───── Records for the exercise

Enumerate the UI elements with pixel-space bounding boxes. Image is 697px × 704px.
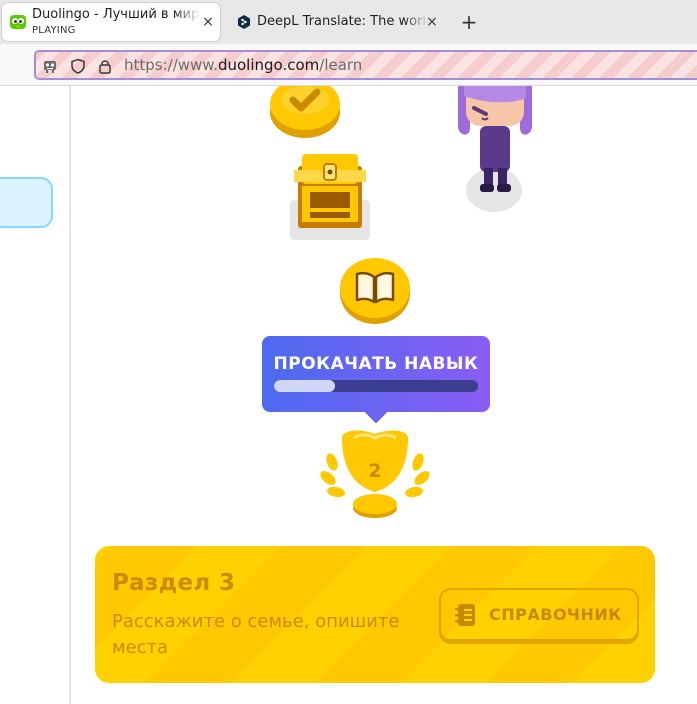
- trophy-level-label: 2: [368, 460, 382, 482]
- close-tab-icon[interactable]: ×: [200, 14, 216, 30]
- tab-title: Duolingo - Лучший в мире способ: [32, 7, 200, 22]
- character-lily-illustration: [458, 86, 532, 212]
- nav-bar: https://www.duolingo.com/learn: [0, 44, 697, 86]
- unit-description: Расскажите о семье, опишите места: [112, 611, 400, 658]
- unit-header-card: Раздел 3 Расскажите о семье, опишите мес…: [95, 546, 655, 683]
- url-text[interactable]: https://www.duolingo.com/learn: [124, 56, 362, 74]
- notebook-icon: [455, 604, 475, 626]
- url-bar[interactable]: https://www.duolingo.com/learn: [34, 50, 697, 80]
- guidebook-button[interactable]: СПРАВОЧНИК: [439, 588, 639, 641]
- tab-title: DeepL Translate: The world: [257, 14, 429, 29]
- url-path: /learn: [319, 56, 363, 74]
- sidebar-divider: [69, 86, 71, 704]
- duolingo-favicon-icon: [10, 15, 26, 29]
- lock-icon[interactable]: [97, 58, 113, 74]
- unit-title: Раздел 3: [112, 570, 236, 596]
- learn-page: ПРОКАЧАТЬ НАВЫК 2 Раздел 3 Расскажите о …: [0, 86, 697, 704]
- practice-progress-bar: [274, 380, 478, 392]
- tab-bar: Duolingo - Лучший в мире способ PLAYING …: [0, 0, 697, 44]
- practice-skill-label: ПРОКАЧАТЬ НАВЫК: [273, 354, 479, 374]
- deepl-favicon-icon: [238, 15, 250, 29]
- url-prefix: https://www.: [124, 56, 218, 74]
- sidebar-item-active[interactable]: [0, 177, 53, 228]
- close-tab-icon[interactable]: ×: [424, 14, 440, 30]
- treasure-chest-icon[interactable]: [288, 146, 372, 240]
- story-book-node[interactable]: [338, 258, 412, 324]
- tab-audio-status: PLAYING: [32, 25, 76, 36]
- practice-progress-fill: [274, 380, 336, 392]
- practice-skill-popover[interactable]: ПРОКАЧАТЬ НАВЫК: [262, 336, 490, 412]
- remote-control-robot-icon[interactable]: [42, 58, 58, 74]
- new-tab-button[interactable]: +: [459, 12, 479, 32]
- tab-deepl[interactable]: DeepL Translate: The world ×: [230, 3, 440, 41]
- url-host: duolingo.com: [217, 56, 320, 74]
- tab-duolingo[interactable]: Duolingo - Лучший в мире способ PLAYING …: [2, 3, 220, 41]
- completed-lesson-node[interactable]: [268, 86, 342, 140]
- guidebook-label: СПРАВОЧНИК: [489, 605, 622, 624]
- shield-icon[interactable]: [70, 58, 86, 74]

──────────

# Instructions for the task:
Rewrite the listing above, switching every "close-tab-icon" to "tab-close-icon" and leaving all else unchanged. Omit the picture from your answer.

# Response to the task:
Enumerate the UI elements with pixel-space bounding boxes. Image is 697px × 704px.
- trophy-level-label: 2: [368, 460, 382, 482]
- tab-close-icon[interactable]: ×: [200, 14, 216, 30]
- tab-title: Duolingo - Лучший в мире способ: [32, 7, 200, 22]
- character-lily-illustration: [458, 86, 532, 212]
- nav-bar: https://www.duolingo.com/learn: [0, 44, 697, 86]
- unit-description: Расскажите о семье, опишите места: [112, 611, 400, 658]
- unit-header-card: Раздел 3 Расскажите о семье, опишите мес…: [95, 546, 655, 683]
- url-text[interactable]: https://www.duolingo.com/learn: [124, 56, 362, 74]
- notebook-icon: [455, 604, 475, 626]
- url-bar[interactable]: https://www.duolingo.com/learn: [34, 50, 697, 80]
- guidebook-button[interactable]: СПРАВОЧНИК: [439, 588, 639, 641]
- tab-title: DeepL Translate: The world: [257, 14, 429, 29]
- url-path: /learn: [319, 56, 363, 74]
- sidebar-divider: [69, 86, 71, 704]
- duolingo-favicon-icon: [10, 15, 26, 29]
- lock-icon[interactable]: [97, 58, 113, 74]
- unit-title: Раздел 3: [112, 570, 236, 596]
- learn-page: ПРОКАЧАТЬ НАВЫК 2 Раздел 3 Расскажите о …: [0, 86, 697, 704]
- practice-progress-bar: [274, 380, 478, 392]
- tab-bar: Duolingo - Лучший в мире способ PLAYING …: [0, 0, 697, 44]
- practice-skill-label: ПРОКАЧАТЬ НАВЫК: [273, 354, 479, 374]
- deepl-favicon-icon: [238, 15, 250, 29]
- url-prefix: https://www.: [124, 56, 218, 74]
- sidebar-item-active[interactable]: [0, 177, 53, 228]
- tab-close-icon[interactable]: ×: [424, 14, 440, 30]
- treasure-chest-icon[interactable]: [288, 146, 372, 240]
- story-book-node[interactable]: [338, 258, 412, 324]
- tab-audio-status: PLAYING: [32, 25, 76, 36]
- practice-progress-fill: [274, 380, 336, 392]
- practice-skill-popover[interactable]: ПРОКАЧАТЬ НАВЫК: [262, 336, 490, 412]
- remote-control-robot-icon[interactable]: [42, 58, 58, 74]
- new-tab-button[interactable]: +: [459, 12, 479, 32]
- tab-deepl[interactable]: DeepL Translate: The world ×: [230, 3, 440, 41]
- url-host: duolingo.com: [217, 56, 320, 74]
- tab-duolingo[interactable]: Duolingo - Лучший в мире способ PLAYING …: [2, 3, 220, 41]
- completed-lesson-node[interactable]: [268, 86, 342, 140]
- guidebook-label: СПРАВОЧНИК: [489, 605, 622, 624]
- shield-icon[interactable]: [70, 58, 86, 74]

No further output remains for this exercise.